[Stored records]
— Begin —
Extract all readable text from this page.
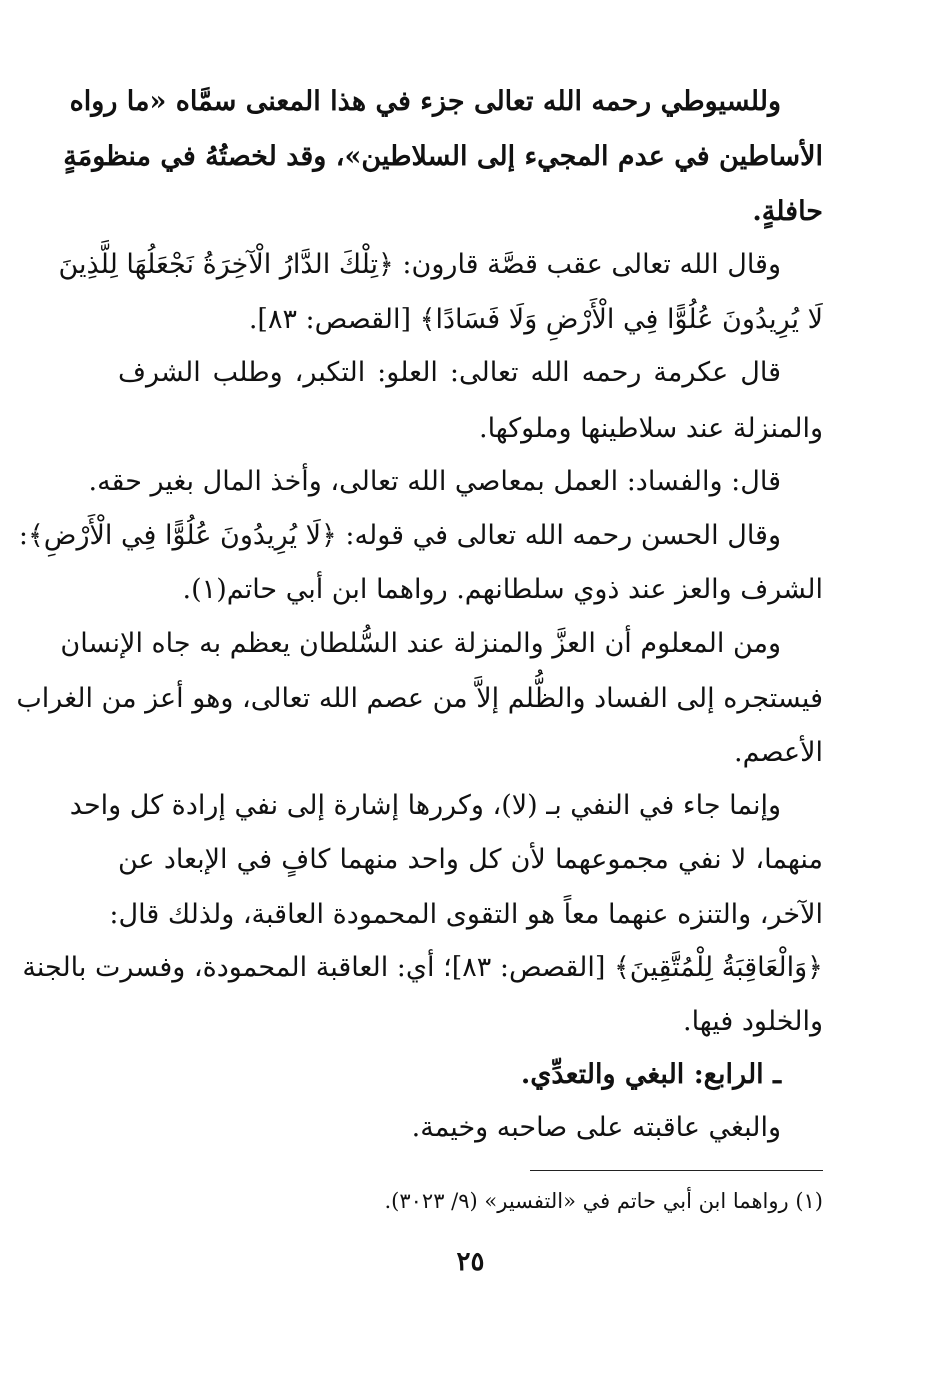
وللسيوطي رحمه الله تعالى جزء في هذا المعنى سمَّاه «ما رواه
الأساطين في عدم المجيء إلى السلاطين»، وقد لخصتُهُ في منظومَةٍ
حافلةٍ.
وقال الله تعالى عقب قصَّة قارون: ﴿تِلْكَ الدَّارُ الْآخِرَةُ نَجْعَلُهَا لِلَّذِينَ
لَا يُرِيدُونَ عُلُوًّا فِي الْأَرْضِ وَلَا فَسَادًا﴾ [القصص: ٨٣].
قال عكرمة رحمه الله تعالى: العلو: التكبر، وطلب الشرف
والمنزلة عند سلاطينها وملوكها.
قال: والفساد: العمل بمعاصي الله تعالى، وأخذ المال بغير حقه.
وقال الحسن رحمه الله تعالى في قوله: ﴿لَا يُرِيدُونَ عُلُوًّا فِي الْأَرْضِ﴾:
الشرف والعز عند ذوي سلطانهم. رواهما ابن أبي حاتم(١).
ومن المعلوم أن العزَّ والمنزلة عند السُّلطان يعظم به جاه الإنسان
فيستجره إلى الفساد والظُّلم إلاَّ من عصم الله تعالى، وهو أعز من الغراب
الأعصم.
وإنما جاء في النفي بـ (لا)، وكررها إشارة إلى نفي إرادة كل واحد
منهما، لا نفي مجموعهما لأن كل واحد منهما كافٍ في الإبعاد عن
الآخر، والتنزه عنهما معاً هو التقوى المحمودة العاقبة، ولذلك قال:
﴿وَالْعَاقِبَةُ لِلْمُتَّقِينَ﴾ [القصص: ٨٣]؛ أي: العاقبة المحمودة، وفسرت بالجنة
والخلود فيها.
ـ الرابع: البغي والتعدِّي.
والبغي عاقبته على صاحبه وخيمة.
(١) رواهما ابن أبي حاتم في «التفسير» (٩/ ٣٠٢٣).
٢٥
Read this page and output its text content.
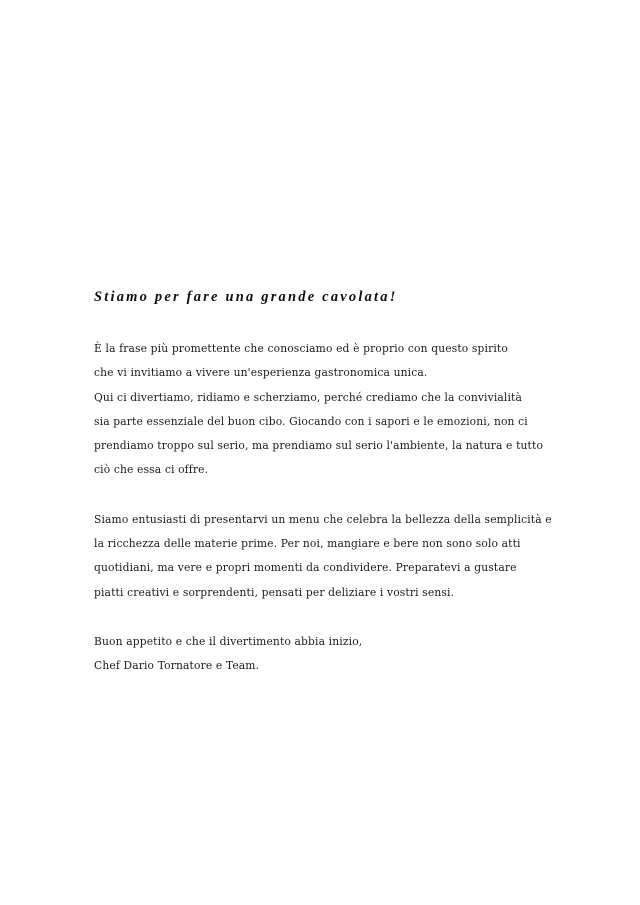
Stiamo per fare una grande cavolata!
È la frase più promettente che conosciamo ed è proprio con questo spirito
che vi invitiamo a vivere un'esperienza gastronomica unica.
Qui ci divertiamo, ridiamo e scherziamo, perché crediamo che la convivialità
sia parte essenziale del buon cibo. Giocando con i sapori e le emozioni, non ci
prendiamo troppo sul serio, ma prendiamo sul serio l'ambiente, la natura e tutto
ciò che essa ci offre.
Siamo entusiasti di presentarvi un menu che celebra la bellezza della semplicità e
la ricchezza delle materie prime. Per noi, mangiare e bere non sono solo atti
quotidiani, ma vere e propri momenti da condividere. Preparatevi a gustare
piatti creativi e sorprendenti, pensati per deliziare i vostri sensi.
Buon appetito e che il divertimento abbia inizio,
Chef Dario Tornatore e Team.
— End —
Omit all pictures and write out, exactly, only the lines from the line containing "Read this page and output its text content." through the last line of the entries above.

Read this page and output its text content.
Stiamo per fare una grande cavolata!
È la frase più promettente che conosciamo ed è proprio con questo spirito
che vi invitiamo a vivere un'esperienza gastronomica unica.
Qui ci divertiamo, ridiamo e scherziamo, perché crediamo che la convivialità
sia parte essenziale del buon cibo. Giocando con i sapori e le emozioni, non ci
prendiamo troppo sul serio, ma prendiamo sul serio l'ambiente, la natura e tutto
ciò che essa ci offre.
Siamo entusiasti di presentarvi un menu che celebra la bellezza della semplicità e
la ricchezza delle materie prime. Per noi, mangiare e bere non sono solo atti
quotidiani, ma vere e propri momenti da condividere. Preparatevi a gustare
piatti creativi e sorprendenti, pensati per deliziare i vostri sensi.
Buon appetito e che il divertimento abbia inizio,
Chef Dario Tornatore e Team.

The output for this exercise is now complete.